##### The data

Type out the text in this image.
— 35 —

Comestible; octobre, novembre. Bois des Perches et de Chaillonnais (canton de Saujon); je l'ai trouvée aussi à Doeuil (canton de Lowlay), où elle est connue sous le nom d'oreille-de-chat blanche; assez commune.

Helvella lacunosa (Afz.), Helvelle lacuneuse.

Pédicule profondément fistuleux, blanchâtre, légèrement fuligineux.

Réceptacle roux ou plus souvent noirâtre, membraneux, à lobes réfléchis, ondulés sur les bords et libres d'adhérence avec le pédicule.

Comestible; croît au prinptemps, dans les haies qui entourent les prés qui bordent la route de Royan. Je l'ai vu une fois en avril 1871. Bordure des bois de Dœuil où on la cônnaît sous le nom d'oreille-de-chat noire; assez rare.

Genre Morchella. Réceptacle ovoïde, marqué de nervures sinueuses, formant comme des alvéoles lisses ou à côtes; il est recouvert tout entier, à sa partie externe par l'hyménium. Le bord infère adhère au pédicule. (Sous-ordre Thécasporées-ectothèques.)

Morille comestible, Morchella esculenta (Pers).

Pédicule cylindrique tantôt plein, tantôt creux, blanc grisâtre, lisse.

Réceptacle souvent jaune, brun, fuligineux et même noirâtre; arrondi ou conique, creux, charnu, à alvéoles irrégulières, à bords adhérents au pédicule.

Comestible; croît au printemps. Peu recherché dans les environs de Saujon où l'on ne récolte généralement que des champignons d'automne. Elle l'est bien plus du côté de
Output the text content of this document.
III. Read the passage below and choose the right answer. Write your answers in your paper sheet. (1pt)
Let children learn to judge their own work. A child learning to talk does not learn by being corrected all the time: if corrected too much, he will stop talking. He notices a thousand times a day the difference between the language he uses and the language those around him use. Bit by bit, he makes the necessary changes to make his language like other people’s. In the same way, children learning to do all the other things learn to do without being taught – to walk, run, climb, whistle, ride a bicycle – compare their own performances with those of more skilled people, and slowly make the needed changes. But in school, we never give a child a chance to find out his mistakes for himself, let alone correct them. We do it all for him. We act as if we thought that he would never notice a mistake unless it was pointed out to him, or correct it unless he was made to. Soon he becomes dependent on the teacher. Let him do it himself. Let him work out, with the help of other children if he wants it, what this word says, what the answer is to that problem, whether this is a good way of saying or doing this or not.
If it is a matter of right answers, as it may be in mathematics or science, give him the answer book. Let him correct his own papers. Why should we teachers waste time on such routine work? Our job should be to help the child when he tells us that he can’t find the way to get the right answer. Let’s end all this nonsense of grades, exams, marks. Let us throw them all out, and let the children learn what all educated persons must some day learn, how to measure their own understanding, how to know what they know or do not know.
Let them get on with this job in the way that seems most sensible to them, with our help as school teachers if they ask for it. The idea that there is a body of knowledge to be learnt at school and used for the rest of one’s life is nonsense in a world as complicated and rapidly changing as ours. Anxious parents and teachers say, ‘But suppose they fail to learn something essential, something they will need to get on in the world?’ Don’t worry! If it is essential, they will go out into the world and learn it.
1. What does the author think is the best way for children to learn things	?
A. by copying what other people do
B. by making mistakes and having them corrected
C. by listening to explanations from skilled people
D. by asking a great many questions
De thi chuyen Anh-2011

##########

→ **Exercise instructions**
Return the entries above exactly as they appear.

→ **Solution**
Type out the text in this image.
— 35 —

Comestible; octobre, novembre. Bois des Perches et de Chaillonnais (canton de Saujon); je l'ai trouvée aussi à Doeuil (canton de Lowlay), où elle est connue sous le nom d'oreille-de-chat blanche; assez commune.

Helvella lacunosa (Afz.), Helvelle lacuneuse.

Pédicule profondément fistuleux, blanchâtre, légèrement fuligineux.

Réceptacle roux ou plus souvent noirâtre, membraneux, à lobes réfléchis, ondulés sur les bords et libres d'adhérence avec le pédicule.

Comestible; croît au prinptemps, dans les haies qui entourent les prés qui bordent la route de Royan. Je l'ai vu une fois en avril 1871. Bordure des bois de Dœuil où on la cônnaît sous le nom d'oreille-de-chat noire; assez rare.

Genre Morchella. Réceptacle ovoïde, marqué de nervures sinueuses, formant comme des alvéoles lisses ou à côtes; il est recouvert tout entier, à sa partie externe par l'hyménium. Le bord infère adhère au pédicule. (Sous-ordre Thécasporées-ectothèques.)

Morille comestible, Morchella esculenta (Pers).

Pédicule cylindrique tantôt plein, tantôt creux, blanc grisâtre, lisse.

Réceptacle souvent jaune, brun, fuligineux et même noirâtre; arrondi ou conique, creux, charnu, à alvéoles irrégulières, à bords adhérents au pédicule.

Comestible; croît au printemps. Peu recherché dans les environs de Saujon où l'on ne récolte généralement que des champignons d'automne. Elle l'est bien plus du côté de
Output the text content of this document.
III. Read the passage below and choose the right answer. Write your answers in your paper sheet. (1pt)
Let children learn to judge their own work. A child learning to talk does not learn by being corrected all the time: if corrected too much, he will stop talking. He notices a thousand times a day the difference between the language he uses and the language those around him use. Bit by bit, he makes the necessary changes to make his language like other people’s. In the same way, children learning to do all the other things learn to do without being taught – to walk, run, climb, whistle, ride a bicycle – compare their own performances with those of more skilled people, and slowly make the needed changes. But in school, we never give a child a chance to find out his mistakes for himself, let alone correct them. We do it all for him. We act as if we thought that he would never notice a mistake unless it was pointed out to him, or correct it unless he was made to. Soon he becomes dependent on the teacher. Let him do it himself. Let him work out, with the help of other children if he wants it, what this word says, what the answer is to that problem, whether this is a good way of saying or doing this or not.
If it is a matter of right answers, as it may be in mathematics or science, give him the answer book. Let him correct his own papers. Why should we teachers waste time on such routine work? Our job should be to help the child when he tells us that he can’t find the way to get the right answer. Let’s end all this nonsense of grades, exams, marks. Let us throw them all out, and let the children learn what all educated persons must some day learn, how to measure their own understanding, how to know what they know or do not know.
Let them get on with this job in the way that seems most sensible to them, with our help as school teachers if they ask for it. The idea that there is a body of knowledge to be learnt at school and used for the rest of one’s life is nonsense in a world as complicated and rapidly changing as ours. Anxious parents and teachers say, ‘But suppose they fail to learn something essential, something they will need to get on in the world?’ Don’t worry! If it is essential, they will go out into the world and learn it.
1. What does the author think is the best way for children to learn things	?
A. by copying what other people do
B. by making mistakes and having them corrected
C. by listening to explanations from skilled people
D. by asking a great many questions
De thi chuyen Anh-2011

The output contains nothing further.